(Problem requirements):
From the entries below, report how many lines contain the string "return". Give only that number.
········
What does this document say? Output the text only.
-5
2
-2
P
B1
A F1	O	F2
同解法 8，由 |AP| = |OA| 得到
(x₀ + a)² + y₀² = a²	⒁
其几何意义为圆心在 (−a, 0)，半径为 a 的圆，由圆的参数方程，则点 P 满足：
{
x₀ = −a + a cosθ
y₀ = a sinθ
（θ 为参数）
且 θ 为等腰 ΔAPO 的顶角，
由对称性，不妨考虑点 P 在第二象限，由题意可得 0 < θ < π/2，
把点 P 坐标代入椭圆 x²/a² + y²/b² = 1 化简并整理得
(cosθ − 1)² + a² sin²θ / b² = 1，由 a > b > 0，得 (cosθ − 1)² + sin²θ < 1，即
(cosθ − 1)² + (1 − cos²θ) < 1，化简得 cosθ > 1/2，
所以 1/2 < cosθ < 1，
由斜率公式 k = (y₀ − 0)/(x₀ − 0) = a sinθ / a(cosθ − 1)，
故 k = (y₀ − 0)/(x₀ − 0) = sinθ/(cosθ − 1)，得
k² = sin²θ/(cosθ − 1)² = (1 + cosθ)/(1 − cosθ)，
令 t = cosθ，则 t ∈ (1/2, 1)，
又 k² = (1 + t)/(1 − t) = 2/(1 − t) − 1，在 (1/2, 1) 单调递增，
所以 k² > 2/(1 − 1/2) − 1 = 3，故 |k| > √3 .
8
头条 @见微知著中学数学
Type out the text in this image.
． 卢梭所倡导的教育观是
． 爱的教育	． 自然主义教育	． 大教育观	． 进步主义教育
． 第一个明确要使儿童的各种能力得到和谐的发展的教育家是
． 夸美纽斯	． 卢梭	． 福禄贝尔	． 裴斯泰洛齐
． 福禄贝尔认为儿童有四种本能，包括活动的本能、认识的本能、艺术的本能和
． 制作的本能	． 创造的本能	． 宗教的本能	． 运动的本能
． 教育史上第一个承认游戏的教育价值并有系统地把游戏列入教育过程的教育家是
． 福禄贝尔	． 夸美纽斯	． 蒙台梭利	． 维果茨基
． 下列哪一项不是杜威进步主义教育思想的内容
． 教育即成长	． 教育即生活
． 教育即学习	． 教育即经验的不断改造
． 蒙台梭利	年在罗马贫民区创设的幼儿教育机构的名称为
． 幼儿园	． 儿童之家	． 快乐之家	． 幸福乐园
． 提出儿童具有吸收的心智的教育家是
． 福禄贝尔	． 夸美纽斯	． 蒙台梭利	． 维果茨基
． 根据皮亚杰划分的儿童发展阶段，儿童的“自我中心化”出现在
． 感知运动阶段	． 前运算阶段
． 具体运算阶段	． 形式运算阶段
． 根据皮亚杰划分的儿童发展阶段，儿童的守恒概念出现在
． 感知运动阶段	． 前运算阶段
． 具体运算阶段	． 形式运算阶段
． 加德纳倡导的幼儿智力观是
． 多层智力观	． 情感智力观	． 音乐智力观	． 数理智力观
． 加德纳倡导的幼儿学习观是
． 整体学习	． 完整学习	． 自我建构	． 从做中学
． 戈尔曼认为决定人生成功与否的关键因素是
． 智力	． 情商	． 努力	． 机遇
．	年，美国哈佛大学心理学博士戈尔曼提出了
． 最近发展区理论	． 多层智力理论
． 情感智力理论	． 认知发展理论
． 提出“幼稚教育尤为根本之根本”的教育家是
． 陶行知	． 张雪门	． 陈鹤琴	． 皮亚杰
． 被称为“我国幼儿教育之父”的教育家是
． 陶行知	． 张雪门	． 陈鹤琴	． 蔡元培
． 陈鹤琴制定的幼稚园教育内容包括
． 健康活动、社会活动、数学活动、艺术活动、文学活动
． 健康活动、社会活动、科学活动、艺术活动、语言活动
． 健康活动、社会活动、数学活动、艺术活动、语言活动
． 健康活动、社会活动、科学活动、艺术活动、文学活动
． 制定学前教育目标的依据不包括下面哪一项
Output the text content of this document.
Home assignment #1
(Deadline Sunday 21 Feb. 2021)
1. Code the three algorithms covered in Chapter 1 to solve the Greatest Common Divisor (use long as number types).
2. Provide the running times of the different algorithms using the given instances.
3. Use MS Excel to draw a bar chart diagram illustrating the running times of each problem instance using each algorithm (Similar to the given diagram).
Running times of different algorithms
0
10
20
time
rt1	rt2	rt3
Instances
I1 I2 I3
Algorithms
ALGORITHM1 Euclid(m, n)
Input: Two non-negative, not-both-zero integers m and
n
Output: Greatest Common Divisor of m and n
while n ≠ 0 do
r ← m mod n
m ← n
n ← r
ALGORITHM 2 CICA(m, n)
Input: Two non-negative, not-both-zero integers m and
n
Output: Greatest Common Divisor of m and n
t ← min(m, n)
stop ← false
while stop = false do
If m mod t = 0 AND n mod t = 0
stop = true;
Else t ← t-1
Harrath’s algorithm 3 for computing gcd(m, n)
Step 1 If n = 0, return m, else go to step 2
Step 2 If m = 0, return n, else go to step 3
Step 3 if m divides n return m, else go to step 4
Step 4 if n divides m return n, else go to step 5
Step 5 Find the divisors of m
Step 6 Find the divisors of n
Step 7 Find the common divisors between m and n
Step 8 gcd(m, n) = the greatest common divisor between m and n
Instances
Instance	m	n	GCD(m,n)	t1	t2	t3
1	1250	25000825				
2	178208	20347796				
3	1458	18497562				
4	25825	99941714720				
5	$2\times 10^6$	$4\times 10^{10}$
········
(Task result):
4